*What is required:* Lines containing the word "Есей" should be extracted in full.

*Material provided:*
------------------------------------------------------------------------

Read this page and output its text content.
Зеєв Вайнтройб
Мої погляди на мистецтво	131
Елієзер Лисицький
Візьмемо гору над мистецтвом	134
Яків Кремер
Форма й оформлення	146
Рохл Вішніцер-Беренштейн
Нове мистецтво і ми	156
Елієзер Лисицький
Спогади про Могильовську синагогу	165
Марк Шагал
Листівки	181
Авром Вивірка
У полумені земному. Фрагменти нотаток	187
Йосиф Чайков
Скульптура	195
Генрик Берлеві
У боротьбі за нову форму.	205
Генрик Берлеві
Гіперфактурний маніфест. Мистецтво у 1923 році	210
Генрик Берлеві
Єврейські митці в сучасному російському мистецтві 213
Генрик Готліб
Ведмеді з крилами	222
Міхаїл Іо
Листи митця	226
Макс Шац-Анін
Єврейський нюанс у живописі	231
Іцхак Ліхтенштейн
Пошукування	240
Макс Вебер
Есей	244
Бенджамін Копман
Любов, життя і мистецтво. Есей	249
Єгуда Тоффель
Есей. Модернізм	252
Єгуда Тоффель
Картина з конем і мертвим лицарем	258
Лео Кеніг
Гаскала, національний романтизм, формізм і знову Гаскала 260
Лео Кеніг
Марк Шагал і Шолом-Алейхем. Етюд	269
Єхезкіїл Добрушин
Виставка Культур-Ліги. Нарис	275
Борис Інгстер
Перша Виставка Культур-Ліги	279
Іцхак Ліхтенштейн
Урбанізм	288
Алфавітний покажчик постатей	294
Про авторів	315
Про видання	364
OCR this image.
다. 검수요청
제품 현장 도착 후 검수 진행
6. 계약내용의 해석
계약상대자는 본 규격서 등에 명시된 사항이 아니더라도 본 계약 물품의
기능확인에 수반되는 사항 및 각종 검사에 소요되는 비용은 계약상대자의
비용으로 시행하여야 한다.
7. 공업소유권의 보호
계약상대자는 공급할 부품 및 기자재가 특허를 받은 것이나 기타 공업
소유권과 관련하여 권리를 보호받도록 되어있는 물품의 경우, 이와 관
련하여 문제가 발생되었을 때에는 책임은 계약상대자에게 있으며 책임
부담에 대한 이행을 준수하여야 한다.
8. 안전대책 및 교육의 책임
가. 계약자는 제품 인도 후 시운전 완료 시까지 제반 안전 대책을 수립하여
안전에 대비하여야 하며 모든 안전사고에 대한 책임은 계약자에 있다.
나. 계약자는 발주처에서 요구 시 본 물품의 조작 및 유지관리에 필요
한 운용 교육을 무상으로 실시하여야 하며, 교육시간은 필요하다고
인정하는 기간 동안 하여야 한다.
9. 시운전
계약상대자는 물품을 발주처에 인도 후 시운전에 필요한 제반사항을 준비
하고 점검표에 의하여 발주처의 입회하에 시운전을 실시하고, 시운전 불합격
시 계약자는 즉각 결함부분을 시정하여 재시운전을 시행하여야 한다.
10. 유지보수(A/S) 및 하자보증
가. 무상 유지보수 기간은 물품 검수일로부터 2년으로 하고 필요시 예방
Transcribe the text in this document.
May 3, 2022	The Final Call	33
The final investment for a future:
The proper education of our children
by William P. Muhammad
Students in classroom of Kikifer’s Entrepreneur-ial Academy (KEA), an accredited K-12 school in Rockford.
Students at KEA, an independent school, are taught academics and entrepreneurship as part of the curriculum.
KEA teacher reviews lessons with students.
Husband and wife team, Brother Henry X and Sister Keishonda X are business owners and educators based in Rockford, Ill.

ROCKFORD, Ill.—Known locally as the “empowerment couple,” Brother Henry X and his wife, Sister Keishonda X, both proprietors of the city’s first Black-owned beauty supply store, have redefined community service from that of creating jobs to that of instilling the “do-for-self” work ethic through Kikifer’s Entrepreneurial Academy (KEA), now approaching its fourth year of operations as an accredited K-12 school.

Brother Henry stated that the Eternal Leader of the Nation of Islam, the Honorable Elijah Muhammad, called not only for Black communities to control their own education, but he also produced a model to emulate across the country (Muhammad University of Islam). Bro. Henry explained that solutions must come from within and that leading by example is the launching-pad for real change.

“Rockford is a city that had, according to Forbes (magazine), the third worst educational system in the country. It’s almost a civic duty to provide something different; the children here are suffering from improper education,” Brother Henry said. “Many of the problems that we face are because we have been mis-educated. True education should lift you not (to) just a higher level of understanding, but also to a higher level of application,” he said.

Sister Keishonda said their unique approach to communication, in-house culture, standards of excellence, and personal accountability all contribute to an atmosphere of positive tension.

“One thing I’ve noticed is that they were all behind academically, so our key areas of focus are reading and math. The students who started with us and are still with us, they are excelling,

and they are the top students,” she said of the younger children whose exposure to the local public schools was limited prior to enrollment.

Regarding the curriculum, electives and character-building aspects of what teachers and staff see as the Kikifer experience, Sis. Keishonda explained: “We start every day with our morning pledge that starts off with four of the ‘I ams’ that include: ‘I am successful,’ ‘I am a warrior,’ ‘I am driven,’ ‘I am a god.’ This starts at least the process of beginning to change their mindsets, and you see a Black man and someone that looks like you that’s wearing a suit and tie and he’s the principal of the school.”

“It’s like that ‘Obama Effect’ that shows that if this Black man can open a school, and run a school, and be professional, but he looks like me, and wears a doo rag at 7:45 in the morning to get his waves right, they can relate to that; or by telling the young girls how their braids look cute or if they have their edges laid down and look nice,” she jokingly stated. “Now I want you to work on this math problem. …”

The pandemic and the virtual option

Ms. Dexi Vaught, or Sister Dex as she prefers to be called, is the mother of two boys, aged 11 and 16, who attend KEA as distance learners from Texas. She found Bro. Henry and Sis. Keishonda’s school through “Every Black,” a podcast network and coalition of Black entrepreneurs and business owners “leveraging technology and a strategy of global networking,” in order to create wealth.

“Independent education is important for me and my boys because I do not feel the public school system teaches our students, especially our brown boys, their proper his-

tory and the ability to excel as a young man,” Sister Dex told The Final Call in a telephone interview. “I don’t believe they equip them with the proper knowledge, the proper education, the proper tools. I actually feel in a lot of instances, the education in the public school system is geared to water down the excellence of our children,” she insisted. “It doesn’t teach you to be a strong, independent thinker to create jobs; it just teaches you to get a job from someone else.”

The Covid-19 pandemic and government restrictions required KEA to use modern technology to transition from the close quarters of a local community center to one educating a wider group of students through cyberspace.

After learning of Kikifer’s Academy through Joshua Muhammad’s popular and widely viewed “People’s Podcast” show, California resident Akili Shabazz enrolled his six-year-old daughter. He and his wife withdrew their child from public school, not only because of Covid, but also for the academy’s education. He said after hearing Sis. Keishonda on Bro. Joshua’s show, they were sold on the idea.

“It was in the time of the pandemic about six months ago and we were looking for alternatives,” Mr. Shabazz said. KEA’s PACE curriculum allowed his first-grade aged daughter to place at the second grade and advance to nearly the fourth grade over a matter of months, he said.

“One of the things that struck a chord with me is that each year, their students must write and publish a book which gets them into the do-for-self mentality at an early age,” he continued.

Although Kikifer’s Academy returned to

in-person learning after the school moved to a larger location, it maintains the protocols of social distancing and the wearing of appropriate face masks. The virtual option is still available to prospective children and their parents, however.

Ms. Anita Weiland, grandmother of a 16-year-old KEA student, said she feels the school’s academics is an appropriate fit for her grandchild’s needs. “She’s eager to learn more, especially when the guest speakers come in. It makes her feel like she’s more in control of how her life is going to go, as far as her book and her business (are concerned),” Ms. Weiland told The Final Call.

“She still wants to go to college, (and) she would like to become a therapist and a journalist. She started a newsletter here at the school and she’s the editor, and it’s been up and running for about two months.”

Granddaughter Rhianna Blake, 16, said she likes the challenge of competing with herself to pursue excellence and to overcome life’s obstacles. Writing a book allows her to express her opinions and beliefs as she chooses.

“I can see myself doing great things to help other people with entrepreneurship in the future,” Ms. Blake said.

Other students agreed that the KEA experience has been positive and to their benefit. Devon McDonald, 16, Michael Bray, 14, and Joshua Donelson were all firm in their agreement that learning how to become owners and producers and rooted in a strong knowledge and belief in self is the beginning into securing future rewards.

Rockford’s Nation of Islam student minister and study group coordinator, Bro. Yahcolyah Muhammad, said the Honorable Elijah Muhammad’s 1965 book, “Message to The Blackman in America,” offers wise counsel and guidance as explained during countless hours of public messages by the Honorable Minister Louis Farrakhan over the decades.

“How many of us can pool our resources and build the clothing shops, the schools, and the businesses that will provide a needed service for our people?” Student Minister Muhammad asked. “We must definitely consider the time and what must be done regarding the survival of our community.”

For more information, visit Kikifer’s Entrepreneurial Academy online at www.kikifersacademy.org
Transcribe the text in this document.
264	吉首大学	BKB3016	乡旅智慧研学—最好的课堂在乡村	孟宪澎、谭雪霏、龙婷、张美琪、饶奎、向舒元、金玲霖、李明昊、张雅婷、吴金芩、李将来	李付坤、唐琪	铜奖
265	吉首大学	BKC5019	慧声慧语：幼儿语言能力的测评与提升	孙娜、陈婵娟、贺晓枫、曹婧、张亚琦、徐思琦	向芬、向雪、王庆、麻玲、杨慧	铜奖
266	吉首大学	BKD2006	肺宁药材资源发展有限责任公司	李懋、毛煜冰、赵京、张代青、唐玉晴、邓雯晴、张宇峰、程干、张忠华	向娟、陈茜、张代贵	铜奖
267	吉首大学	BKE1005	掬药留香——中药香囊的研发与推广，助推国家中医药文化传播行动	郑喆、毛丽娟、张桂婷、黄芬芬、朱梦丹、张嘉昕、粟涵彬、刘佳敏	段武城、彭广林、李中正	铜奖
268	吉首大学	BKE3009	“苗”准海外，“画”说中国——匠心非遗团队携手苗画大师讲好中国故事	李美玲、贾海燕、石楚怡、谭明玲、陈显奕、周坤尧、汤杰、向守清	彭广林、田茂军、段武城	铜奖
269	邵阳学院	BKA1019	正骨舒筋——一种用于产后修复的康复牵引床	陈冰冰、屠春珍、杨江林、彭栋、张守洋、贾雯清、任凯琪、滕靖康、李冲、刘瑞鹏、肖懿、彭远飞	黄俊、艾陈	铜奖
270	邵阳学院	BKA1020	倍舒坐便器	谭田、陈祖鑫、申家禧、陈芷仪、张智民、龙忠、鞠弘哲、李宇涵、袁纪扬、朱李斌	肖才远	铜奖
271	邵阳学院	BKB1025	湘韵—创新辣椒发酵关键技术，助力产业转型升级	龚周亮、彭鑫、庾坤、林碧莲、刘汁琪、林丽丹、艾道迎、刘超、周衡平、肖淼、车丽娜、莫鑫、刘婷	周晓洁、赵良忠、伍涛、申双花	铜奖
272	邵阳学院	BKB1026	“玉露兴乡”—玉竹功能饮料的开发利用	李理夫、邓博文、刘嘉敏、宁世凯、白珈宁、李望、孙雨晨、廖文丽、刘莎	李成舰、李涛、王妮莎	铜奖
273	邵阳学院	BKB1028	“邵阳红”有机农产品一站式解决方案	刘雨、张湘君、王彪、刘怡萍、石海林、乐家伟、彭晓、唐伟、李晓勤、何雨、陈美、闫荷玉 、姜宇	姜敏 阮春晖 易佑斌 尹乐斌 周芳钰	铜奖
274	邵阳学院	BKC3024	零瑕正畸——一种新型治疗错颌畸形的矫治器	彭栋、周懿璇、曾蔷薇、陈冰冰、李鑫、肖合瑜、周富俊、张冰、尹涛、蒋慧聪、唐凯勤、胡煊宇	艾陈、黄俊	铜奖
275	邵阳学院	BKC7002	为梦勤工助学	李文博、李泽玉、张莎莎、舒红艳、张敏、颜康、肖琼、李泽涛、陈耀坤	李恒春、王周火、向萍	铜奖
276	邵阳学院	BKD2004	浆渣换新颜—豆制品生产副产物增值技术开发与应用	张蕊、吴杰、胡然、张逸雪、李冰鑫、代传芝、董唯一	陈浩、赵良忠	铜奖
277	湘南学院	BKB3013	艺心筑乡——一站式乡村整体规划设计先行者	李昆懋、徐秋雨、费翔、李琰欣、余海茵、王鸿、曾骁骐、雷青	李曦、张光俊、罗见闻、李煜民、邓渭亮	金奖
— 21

------------------------------------------------------------------------

*Task output:*
Есей	244
Любов, життя і мистецтво. Есей	249
Есей. Модернізм	252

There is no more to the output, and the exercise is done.